## begin AVAILABLE RECORDS

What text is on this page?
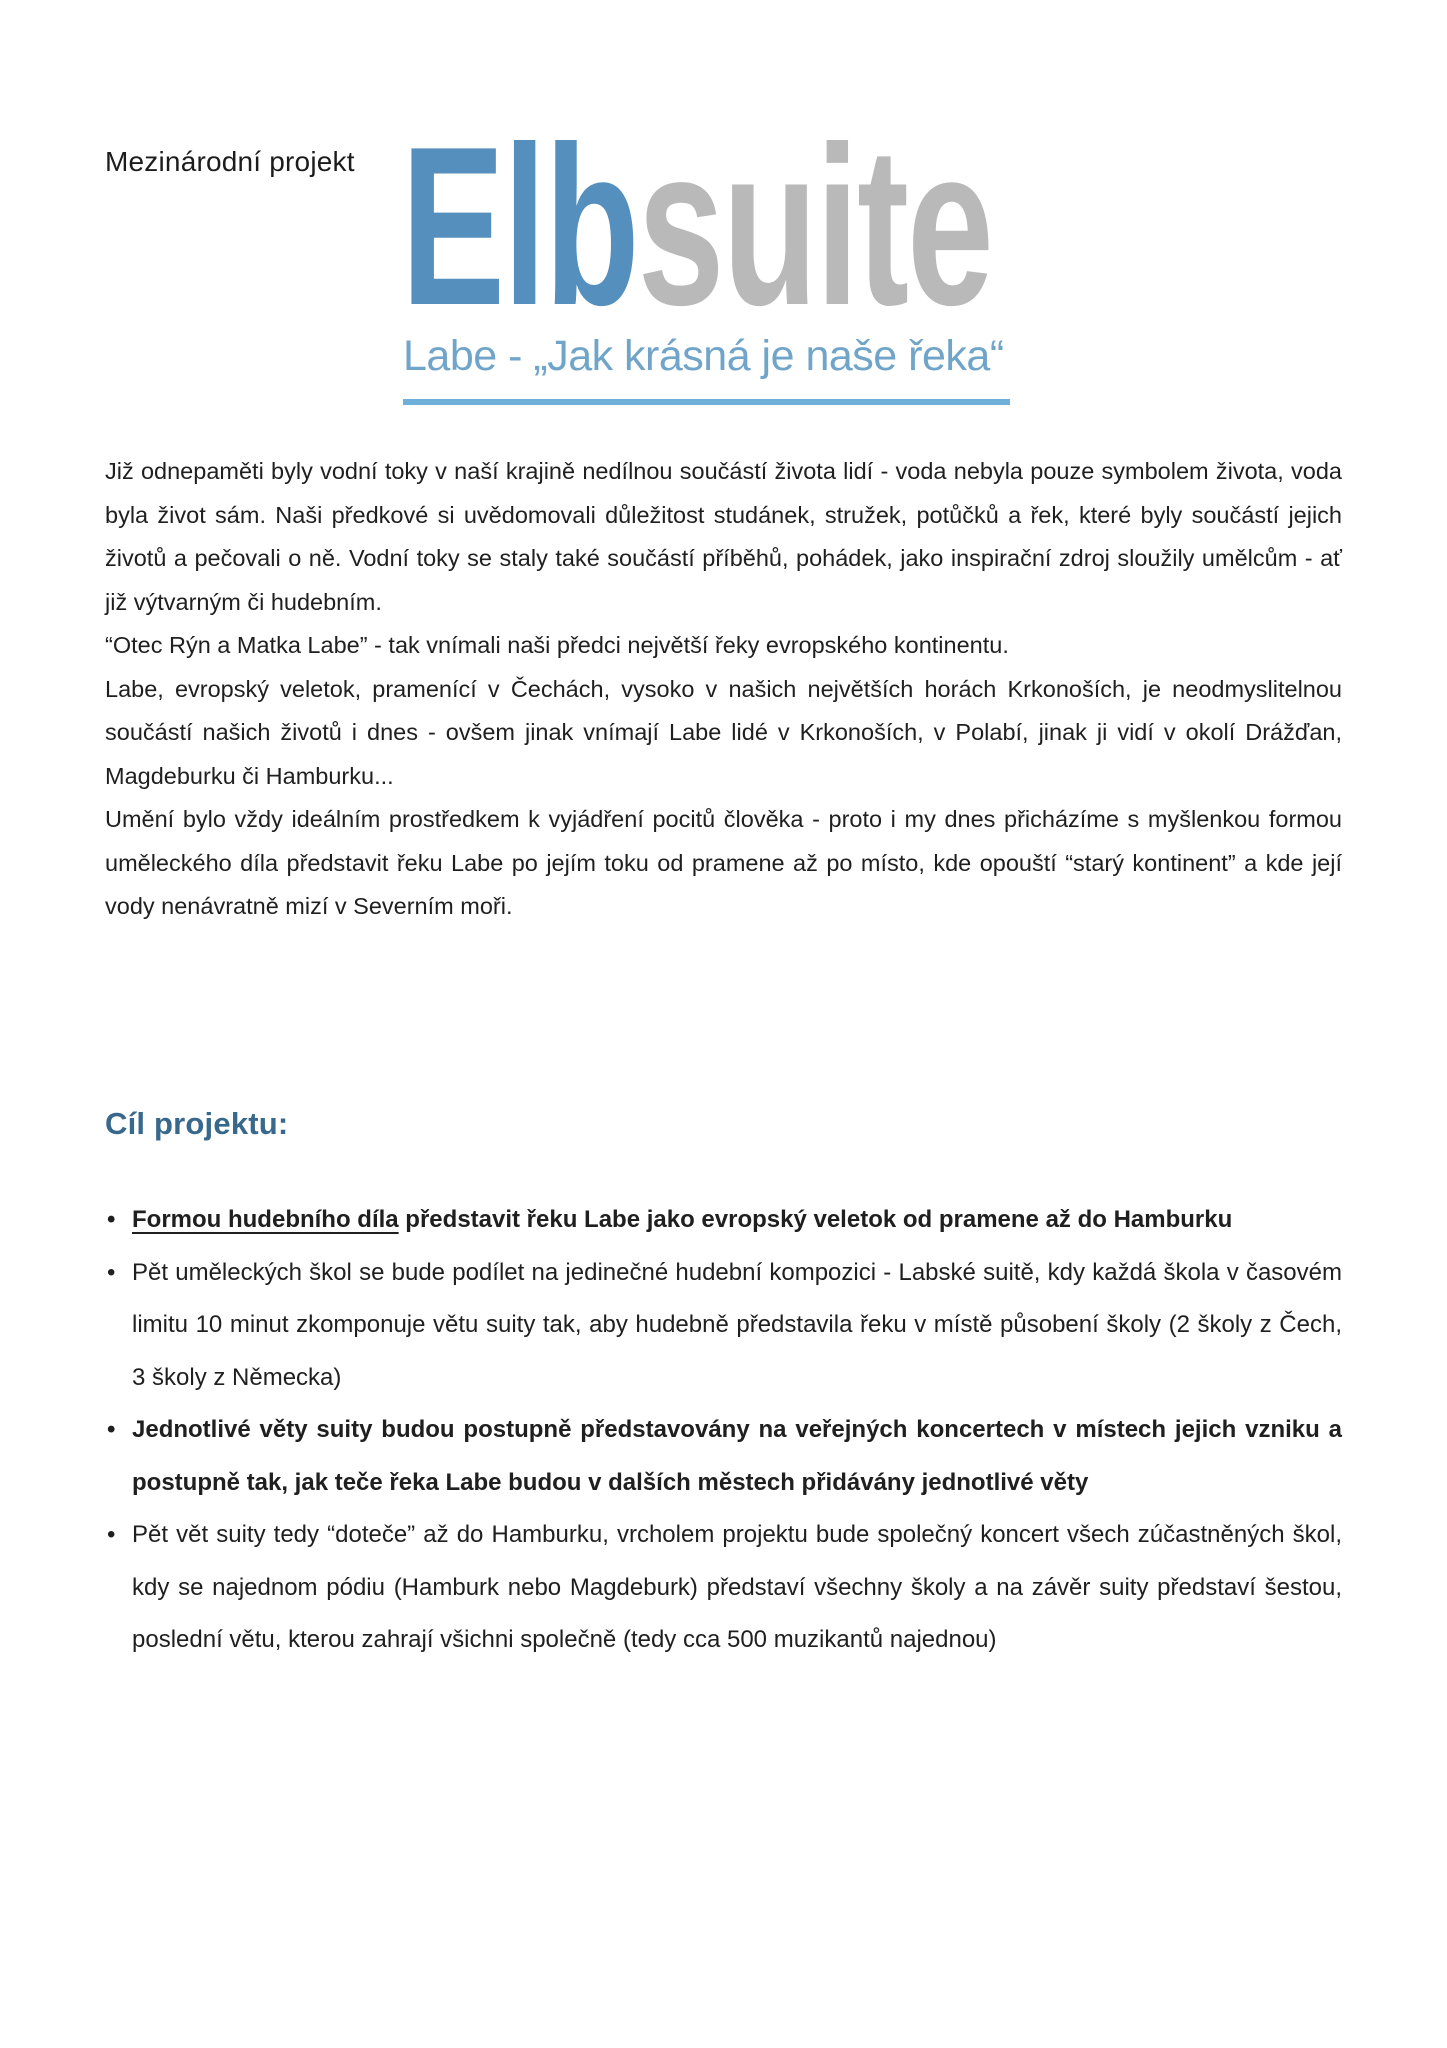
Mezinárodní projekt Elbsuite
Labe - „Jak krásná je naše řeka“

Již odnepaměti byly vodní toky v naší krajině nedílnou součástí života lidí - voda nebyla pouze symbolem života, voda byla život sám. Naši předkové si uvědomovali důležitost studánek, stružek, potůčků a řek, které byly součástí jejich životů a pečovali o ně. Vodní toky se staly také součástí příběhů, pohádek, jako inspirační zdroj sloužily umělcům - ať již výtvarným či hudebním.

“Otec Rýn a Matka Labe” - tak vnímali naši předci největší řeky evropského kontinentu.

Labe, evropský veletok, pramenící v Čechách, vysoko v našich největších horách Krkonoších, je neodmyslitelnou součástí našich životů i dnes - ovšem jinak vnímají Labe lidé v Krkonoších, v Polabí, jinak ji vidí v okolí Drážďan, Magdeburku či Hamburku...

Umění bylo vždy ideálním prostředkem k vyjádření pocitů člověka - proto i my dnes přicházíme s myšlenkou formou uměleckého díla představit řeku Labe po jejím toku od pramene až po místo, kde opouští “starý kontinent” a kde její vody nenávratně mizí v Severním moři.

Cíl projektu:
• Formou hudebního díla představit řeku Labe jako evropský veletok od pramene až do Hamburku
• Pět uměleckých škol se bude podílet na jedinečné hudební kompozici - Labské suitě, kdy každá škola v časovém limitu 10 minut zkomponuje větu suity tak, aby hudebně představila řeku v místě působení školy (2 školy z Čech, 3 školy z Německa)
• Jednotlivé věty suity budou postupně představovány na veřejných koncertech v místech jejich vzniku a postupně tak, jak teče řeka Labe budou v dalších městech přidávány jednotlivé věty
• Pět vět suity tedy “doteče” až do Hamburku, vrcholem projektu bude společný koncert všech zúčastněných škol, kdy se najednom pódiu (Hamburk nebo Magdeburk) představí všechny školy a na závěr suity představí šestou, poslední větu, kterou zahrají všichni společně (tedy cca 500 muzikantů najednou)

## end AVAILABLE RECORDS

BRIEF> Pick out the lines containing the word "jako" and show them.

EXPECTED ANSWER>
Již odnepaměti byly vodní toky v naší krajině nedílnou součástí života lidí - voda nebyla pouze symbolem života, voda byla život sám. Naši předkové si uvědomovali důležitost studánek, stružek, potůčků a řek, které byly součástí jejich životů a pečovali o ně. Vodní toky se staly také součástí příběhů, pohádek, jako inspirační zdroj sloužily umělcům - ať již výtvarným či hudebním.
• Formou hudebního díla představit řeku Labe jako evropský veletok od pramene až do Hamburku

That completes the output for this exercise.